TO DO >> Look through the material below. Copy each line that contains the string "eigentümlichen".

THE INPUT >>

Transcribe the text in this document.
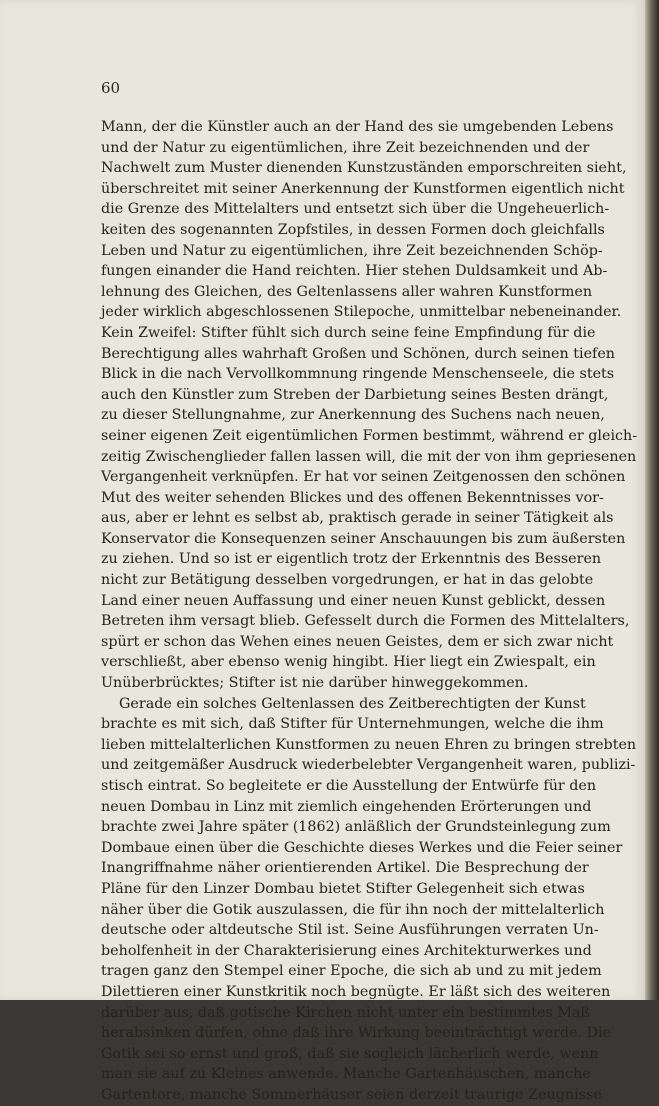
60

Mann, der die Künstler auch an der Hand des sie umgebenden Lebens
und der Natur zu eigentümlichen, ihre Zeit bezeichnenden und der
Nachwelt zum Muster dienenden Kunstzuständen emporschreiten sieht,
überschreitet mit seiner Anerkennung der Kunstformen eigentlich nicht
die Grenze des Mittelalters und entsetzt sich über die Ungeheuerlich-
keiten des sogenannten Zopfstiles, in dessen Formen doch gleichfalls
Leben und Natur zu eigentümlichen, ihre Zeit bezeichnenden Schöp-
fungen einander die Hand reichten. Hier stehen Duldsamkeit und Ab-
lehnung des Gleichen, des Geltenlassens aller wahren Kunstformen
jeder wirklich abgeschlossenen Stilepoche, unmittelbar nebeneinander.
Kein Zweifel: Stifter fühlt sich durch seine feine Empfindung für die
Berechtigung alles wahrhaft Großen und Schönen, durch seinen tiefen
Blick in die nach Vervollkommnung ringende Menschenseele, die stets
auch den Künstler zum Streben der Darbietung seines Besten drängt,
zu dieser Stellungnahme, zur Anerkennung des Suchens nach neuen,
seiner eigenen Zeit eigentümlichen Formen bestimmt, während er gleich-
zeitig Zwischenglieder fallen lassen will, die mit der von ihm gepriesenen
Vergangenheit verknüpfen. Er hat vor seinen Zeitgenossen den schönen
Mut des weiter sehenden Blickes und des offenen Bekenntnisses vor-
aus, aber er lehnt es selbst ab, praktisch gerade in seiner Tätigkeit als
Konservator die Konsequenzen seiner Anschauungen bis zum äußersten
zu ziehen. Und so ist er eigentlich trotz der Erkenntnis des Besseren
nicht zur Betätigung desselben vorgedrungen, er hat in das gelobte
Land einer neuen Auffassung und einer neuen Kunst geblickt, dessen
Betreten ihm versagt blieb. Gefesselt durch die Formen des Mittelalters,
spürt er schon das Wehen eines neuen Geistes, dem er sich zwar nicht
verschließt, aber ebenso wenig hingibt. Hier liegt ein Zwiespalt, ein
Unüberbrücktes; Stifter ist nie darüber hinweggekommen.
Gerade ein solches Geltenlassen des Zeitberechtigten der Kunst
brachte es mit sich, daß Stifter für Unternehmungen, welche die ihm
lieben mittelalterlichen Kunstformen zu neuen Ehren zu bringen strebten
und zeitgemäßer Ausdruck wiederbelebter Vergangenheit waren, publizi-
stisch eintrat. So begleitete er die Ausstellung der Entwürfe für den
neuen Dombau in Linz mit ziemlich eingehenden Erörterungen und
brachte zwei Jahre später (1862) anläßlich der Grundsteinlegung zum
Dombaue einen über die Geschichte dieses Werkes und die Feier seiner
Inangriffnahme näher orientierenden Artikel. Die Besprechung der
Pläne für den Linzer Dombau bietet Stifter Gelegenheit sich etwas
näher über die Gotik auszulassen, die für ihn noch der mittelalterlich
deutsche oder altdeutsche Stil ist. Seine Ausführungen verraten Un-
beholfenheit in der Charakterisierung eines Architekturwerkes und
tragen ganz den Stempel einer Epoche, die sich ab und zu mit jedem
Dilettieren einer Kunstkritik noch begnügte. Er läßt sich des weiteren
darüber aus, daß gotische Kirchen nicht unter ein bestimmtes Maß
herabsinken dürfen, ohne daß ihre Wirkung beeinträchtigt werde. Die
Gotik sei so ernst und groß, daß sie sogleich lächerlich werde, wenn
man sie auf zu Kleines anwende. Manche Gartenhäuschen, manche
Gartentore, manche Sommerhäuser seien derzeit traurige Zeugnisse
---
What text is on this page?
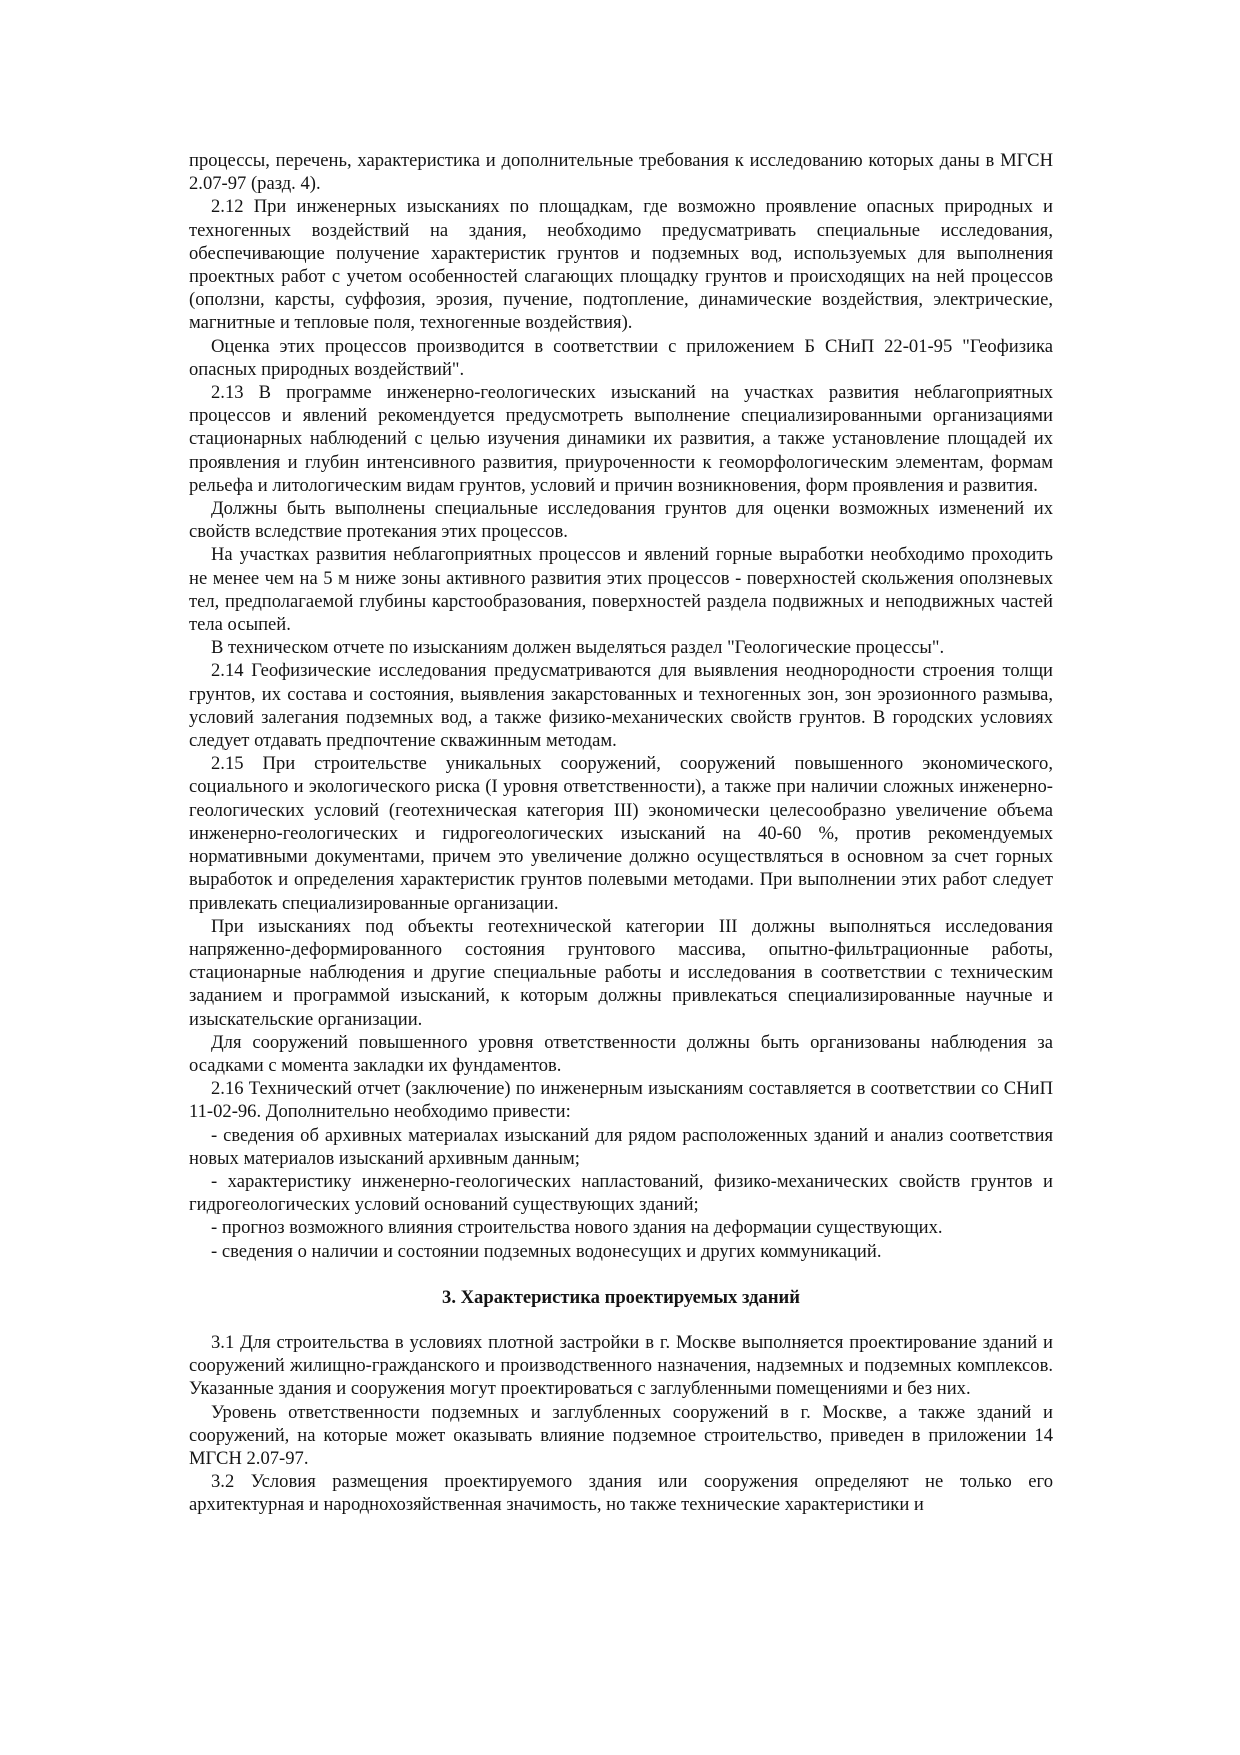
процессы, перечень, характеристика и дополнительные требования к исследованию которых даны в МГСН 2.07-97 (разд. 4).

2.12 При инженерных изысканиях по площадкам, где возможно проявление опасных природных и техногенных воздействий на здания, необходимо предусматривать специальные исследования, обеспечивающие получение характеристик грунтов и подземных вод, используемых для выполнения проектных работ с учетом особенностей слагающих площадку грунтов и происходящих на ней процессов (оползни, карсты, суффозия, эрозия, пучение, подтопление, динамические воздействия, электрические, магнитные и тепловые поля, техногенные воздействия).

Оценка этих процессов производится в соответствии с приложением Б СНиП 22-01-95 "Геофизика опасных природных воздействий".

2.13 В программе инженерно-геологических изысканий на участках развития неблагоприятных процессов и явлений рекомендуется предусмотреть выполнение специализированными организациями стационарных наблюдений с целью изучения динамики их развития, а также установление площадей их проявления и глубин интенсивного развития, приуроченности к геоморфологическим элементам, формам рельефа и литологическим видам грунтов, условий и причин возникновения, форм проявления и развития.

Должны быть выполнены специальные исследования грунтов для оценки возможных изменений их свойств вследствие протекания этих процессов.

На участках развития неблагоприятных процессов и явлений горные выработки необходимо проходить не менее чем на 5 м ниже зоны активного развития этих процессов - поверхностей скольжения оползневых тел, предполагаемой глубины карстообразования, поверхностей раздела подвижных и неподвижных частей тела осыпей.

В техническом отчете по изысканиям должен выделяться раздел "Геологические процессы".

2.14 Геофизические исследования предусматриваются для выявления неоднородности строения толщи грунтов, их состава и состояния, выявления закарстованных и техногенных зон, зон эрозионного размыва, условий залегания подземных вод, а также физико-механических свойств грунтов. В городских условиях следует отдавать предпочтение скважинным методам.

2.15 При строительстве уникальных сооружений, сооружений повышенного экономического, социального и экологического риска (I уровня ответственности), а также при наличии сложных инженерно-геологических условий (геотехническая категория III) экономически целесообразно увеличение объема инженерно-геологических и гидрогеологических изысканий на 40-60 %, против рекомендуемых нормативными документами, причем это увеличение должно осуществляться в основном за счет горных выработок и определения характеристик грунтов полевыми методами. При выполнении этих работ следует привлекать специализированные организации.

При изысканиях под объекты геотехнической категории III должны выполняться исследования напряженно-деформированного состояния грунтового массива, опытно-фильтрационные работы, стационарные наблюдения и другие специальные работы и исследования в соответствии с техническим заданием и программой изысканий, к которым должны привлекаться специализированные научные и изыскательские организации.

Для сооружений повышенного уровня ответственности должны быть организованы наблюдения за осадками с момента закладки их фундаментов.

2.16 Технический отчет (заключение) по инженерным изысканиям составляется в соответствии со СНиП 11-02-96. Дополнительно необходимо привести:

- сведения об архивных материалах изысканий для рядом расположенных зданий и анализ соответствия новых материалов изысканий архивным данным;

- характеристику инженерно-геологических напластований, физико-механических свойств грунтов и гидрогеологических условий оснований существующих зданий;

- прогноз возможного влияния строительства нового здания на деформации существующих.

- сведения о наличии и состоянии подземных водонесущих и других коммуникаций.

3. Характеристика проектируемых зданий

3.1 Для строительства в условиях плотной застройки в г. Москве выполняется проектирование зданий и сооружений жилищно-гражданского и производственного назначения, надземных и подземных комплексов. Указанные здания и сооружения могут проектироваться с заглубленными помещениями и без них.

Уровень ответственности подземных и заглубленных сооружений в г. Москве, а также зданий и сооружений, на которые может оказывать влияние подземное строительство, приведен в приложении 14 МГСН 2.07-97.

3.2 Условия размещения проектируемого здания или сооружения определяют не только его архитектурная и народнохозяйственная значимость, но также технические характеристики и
==
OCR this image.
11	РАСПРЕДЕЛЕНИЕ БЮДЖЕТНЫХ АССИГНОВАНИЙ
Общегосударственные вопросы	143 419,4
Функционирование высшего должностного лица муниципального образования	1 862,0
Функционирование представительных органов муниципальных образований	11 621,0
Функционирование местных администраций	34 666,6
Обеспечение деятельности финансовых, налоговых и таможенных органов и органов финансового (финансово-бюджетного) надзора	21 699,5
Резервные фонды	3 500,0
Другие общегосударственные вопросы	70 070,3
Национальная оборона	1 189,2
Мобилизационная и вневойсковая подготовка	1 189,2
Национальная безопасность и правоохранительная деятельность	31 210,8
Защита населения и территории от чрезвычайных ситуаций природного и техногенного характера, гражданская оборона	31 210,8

FINAL RESULT >>
und der Natur zu eigentümlichen, ihre Zeit bezeichnenden und der
Leben und Natur zu eigentümlichen, ihre Zeit bezeichnenden Schöp-
seiner eigenen Zeit eigentümlichen Formen bestimmt, während er gleich-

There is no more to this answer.